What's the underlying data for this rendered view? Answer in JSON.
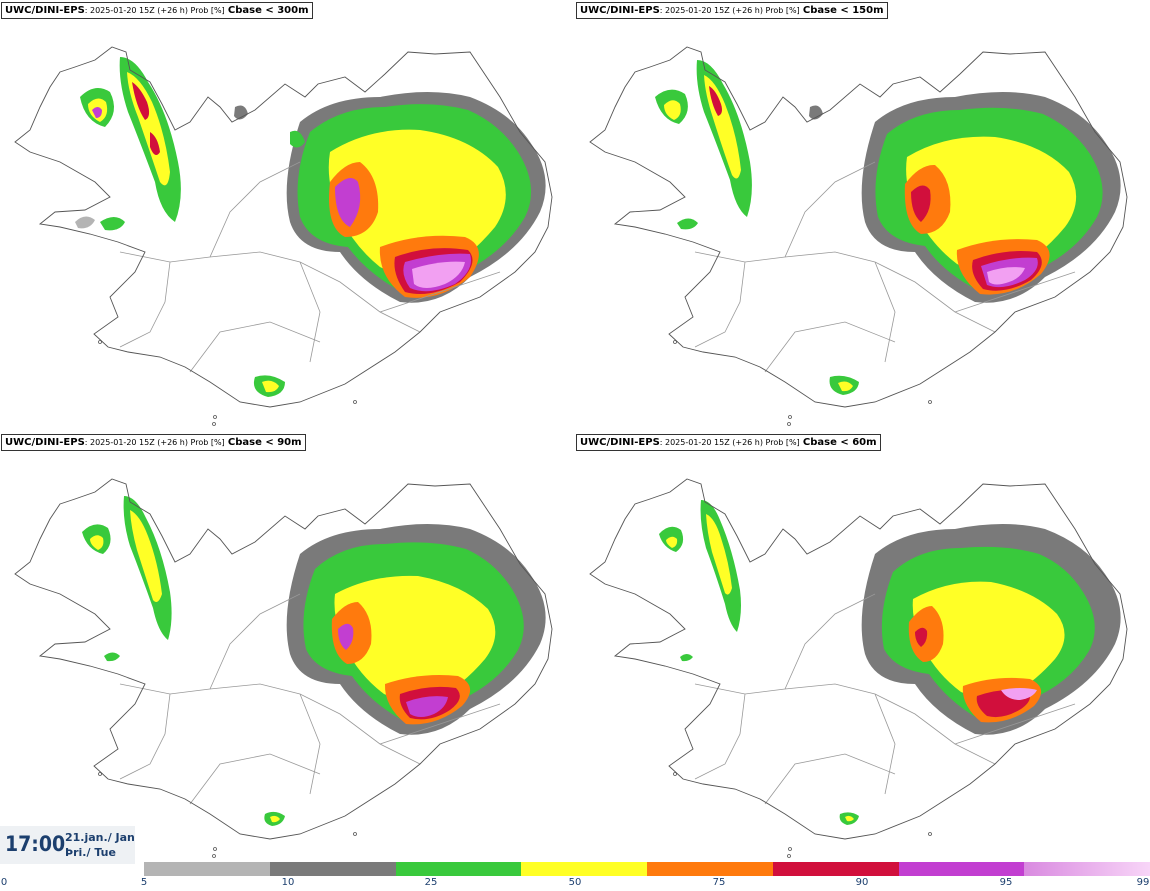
{
  "panels": [
    {
      "source": "UWC/DINI-EPS",
      "meta": ": 2025-01-20 15Z (+26 h) Prob [%]",
      "variable": "Cbase < 300m"
    },
    {
      "source": "UWC/DINI-EPS",
      "meta": ": 2025-01-20 15Z (+26 h) Prob [%]",
      "variable": "Cbase < 150m"
    },
    {
      "source": "UWC/DINI-EPS",
      "meta": ": 2025-01-20 15Z (+26 h) Prob [%]",
      "variable": "Cbase < 90m"
    },
    {
      "source": "UWC/DINI-EPS",
      "meta": ": 2025-01-20 15Z (+26 h) Prob [%]",
      "variable": "Cbase < 60m"
    }
  ],
  "valid_time": {
    "time": "17:00",
    "date": "21.jan./ Jan",
    "weekday": "Þri./ Tue"
  },
  "colorbar": {
    "ticks": [
      "0",
      "5",
      "10",
      "25",
      "50",
      "75",
      "90",
      "95",
      "99"
    ],
    "colors": [
      "#b4b4b4",
      "#7a7a7a",
      "#39c93c",
      "#ffff26",
      "#ff7a0d",
      "#d10f3c",
      "#c23ed1",
      "#f2a0f2"
    ]
  },
  "map_colors": {
    "coast": "#555555",
    "roads": "#999999",
    "gray_light": "#b4b4b4",
    "gray_dark": "#7a7a7a",
    "green": "#39c93c",
    "yellow": "#ffff26",
    "orange": "#ff7a0d",
    "red": "#d10f3c",
    "magenta": "#c23ed1",
    "pink": "#f2a0f2"
  }
}
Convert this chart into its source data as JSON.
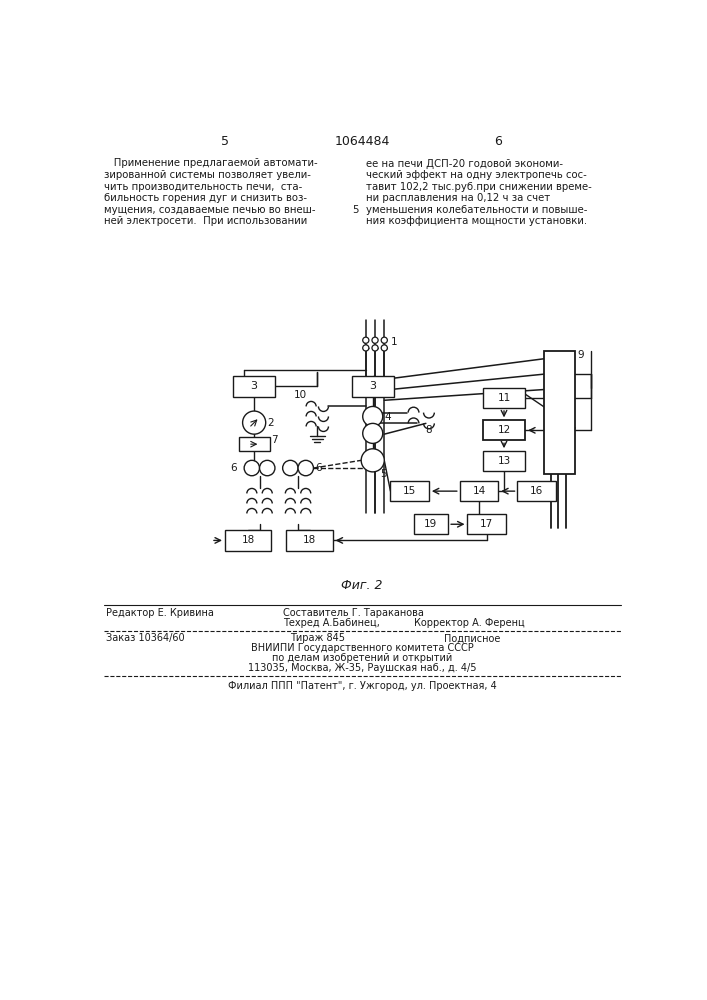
{
  "page_number_left": "5",
  "patent_number": "1064484",
  "page_number_right": "6",
  "left_text": [
    "   Применение предлагаемой автомати-",
    "зированной системы позволяет увели-",
    "чить производительность печи,  ста-",
    "бильность горения дуг и снизить воз-",
    "мущения, создаваемые печью во внеш-",
    "ней электросети.  При использовании"
  ],
  "right_text": [
    "ее на печи ДСП-20 годовой экономи-",
    "ческий эффект на одну электропечь сос-",
    "тавит 102,2 тыс.руб.при снижении време-",
    "ни расплавления на 0,12 ч за счет",
    "уменьшения колебательности и повыше-",
    "ния коэффициента мощности установки."
  ],
  "right_text_number": "5",
  "fig_label": "Фиг. 2",
  "editor_line": "Редактор Е. Кривина",
  "composer_line": "Составитель Г. Тараканова",
  "techred_line": "Техред А.Бабинец,",
  "corrector_line": "Корректор А. Ференц",
  "order_line": "Заказ 10364/60",
  "tirazh_line": "Тираж 845",
  "podpisnoe_line": "Подписное",
  "vniip_line": "ВНИИПИ Государственного комитета СССР",
  "vniip_line2": "по делам изобретений и открытий",
  "vniip_line3": "113035, Москва, Ж-35, Раушская наб., д. 4/5",
  "filial_line": "Филиал ППП \"Патент\", г. Ужгород, ул. Проектная, 4",
  "bg_color": "#ffffff",
  "line_color": "#1a1a1a",
  "text_color": "#1a1a1a"
}
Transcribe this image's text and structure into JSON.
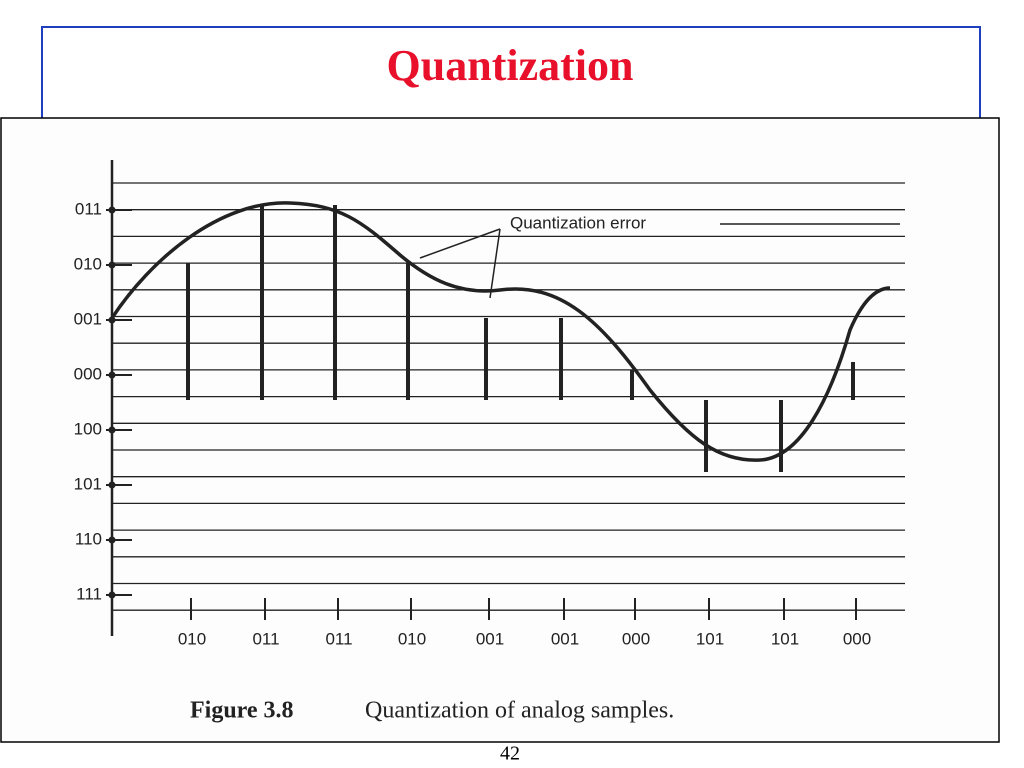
{
  "title": "Quantization",
  "figure": {
    "levels": [
      "011",
      "010",
      "001",
      "000",
      "100",
      "101",
      "110",
      "111"
    ],
    "samples": [
      "010",
      "011",
      "011",
      "010",
      "001",
      "001",
      "000",
      "101",
      "101",
      "000"
    ],
    "annotation": "Quantization error",
    "caption": {
      "number": "Figure 3.8",
      "text": "Quantization of analog samples."
    }
  },
  "page_number": "42"
}
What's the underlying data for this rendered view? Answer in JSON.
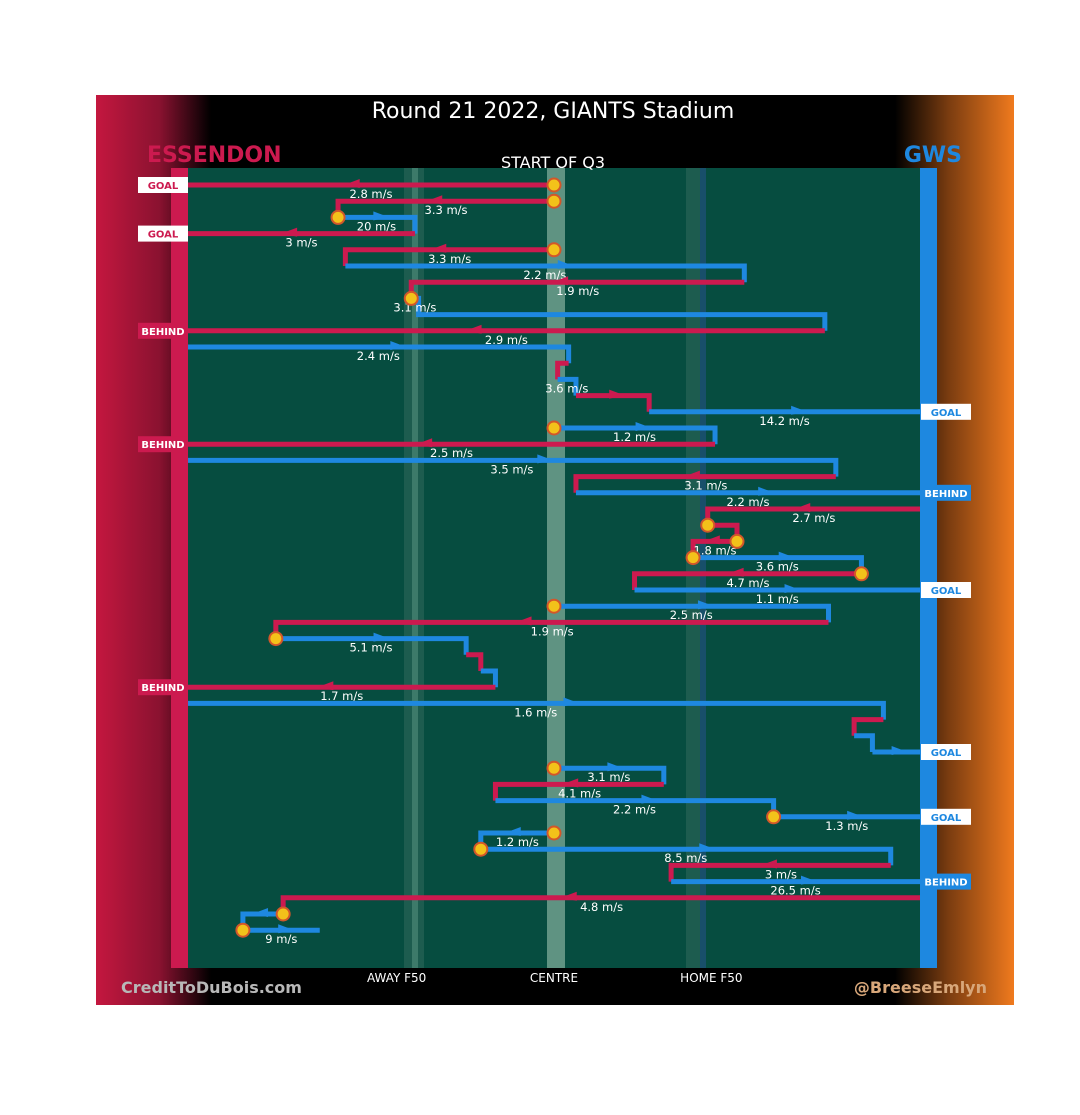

===============

SET EXERCISE:
Examine the data above and state how many of its lines contain the word "this", with no further remarks.

WRITTEN RESPONSE:
4